> [WORK REQUIRED] Check the listing below for lines with the word "value" and say how many there are, with nothing but the number.

──────

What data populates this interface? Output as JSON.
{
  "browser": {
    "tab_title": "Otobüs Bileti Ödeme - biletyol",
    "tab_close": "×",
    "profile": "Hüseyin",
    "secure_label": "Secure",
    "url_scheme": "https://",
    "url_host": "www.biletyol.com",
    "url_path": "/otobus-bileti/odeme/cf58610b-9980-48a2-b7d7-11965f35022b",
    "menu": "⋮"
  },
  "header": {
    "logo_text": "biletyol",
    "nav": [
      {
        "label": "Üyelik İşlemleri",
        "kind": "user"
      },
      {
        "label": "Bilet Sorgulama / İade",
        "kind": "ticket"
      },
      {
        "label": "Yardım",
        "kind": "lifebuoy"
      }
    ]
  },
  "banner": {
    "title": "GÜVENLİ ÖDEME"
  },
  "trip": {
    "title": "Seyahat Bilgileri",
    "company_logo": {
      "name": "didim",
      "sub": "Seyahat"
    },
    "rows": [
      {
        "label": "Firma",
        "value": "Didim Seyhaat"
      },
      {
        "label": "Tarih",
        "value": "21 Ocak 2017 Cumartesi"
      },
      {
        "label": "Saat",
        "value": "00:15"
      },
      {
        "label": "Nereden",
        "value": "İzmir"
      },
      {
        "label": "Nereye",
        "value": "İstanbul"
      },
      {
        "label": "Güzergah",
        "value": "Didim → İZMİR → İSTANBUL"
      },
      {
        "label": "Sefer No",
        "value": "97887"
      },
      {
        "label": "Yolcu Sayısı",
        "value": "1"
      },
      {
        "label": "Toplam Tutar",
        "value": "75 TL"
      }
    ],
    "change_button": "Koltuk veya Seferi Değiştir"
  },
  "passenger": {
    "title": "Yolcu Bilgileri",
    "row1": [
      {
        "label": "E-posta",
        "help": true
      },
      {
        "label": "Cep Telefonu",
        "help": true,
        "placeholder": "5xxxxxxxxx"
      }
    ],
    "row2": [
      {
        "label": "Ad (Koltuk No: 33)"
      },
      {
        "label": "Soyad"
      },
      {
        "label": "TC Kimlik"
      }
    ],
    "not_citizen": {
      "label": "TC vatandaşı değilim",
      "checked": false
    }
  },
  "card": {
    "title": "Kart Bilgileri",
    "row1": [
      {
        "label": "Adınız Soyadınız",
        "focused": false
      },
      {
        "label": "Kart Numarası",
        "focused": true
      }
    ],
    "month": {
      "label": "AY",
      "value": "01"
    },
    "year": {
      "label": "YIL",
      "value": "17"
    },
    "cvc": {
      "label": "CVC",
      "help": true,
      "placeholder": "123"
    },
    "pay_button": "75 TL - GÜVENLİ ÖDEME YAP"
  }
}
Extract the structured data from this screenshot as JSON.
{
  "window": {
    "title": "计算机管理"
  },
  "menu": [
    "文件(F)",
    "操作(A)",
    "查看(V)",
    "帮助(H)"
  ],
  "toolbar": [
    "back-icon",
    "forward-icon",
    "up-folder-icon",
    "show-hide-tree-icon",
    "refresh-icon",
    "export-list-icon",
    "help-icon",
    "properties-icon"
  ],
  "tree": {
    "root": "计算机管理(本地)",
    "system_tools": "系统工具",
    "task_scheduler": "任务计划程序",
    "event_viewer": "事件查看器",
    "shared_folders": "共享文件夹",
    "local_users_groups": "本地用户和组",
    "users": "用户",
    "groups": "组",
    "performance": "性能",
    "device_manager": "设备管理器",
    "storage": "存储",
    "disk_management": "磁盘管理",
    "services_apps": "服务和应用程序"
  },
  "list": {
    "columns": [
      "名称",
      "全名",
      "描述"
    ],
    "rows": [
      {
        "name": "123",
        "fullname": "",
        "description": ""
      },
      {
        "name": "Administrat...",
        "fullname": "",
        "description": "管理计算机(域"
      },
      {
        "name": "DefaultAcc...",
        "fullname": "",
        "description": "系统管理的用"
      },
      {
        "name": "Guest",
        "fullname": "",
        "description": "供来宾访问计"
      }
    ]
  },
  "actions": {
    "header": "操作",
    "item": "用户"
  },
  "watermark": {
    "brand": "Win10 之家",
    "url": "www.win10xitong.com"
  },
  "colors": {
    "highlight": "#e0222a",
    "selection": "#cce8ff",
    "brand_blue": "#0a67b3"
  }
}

──────

> [THE SOLUTION] 11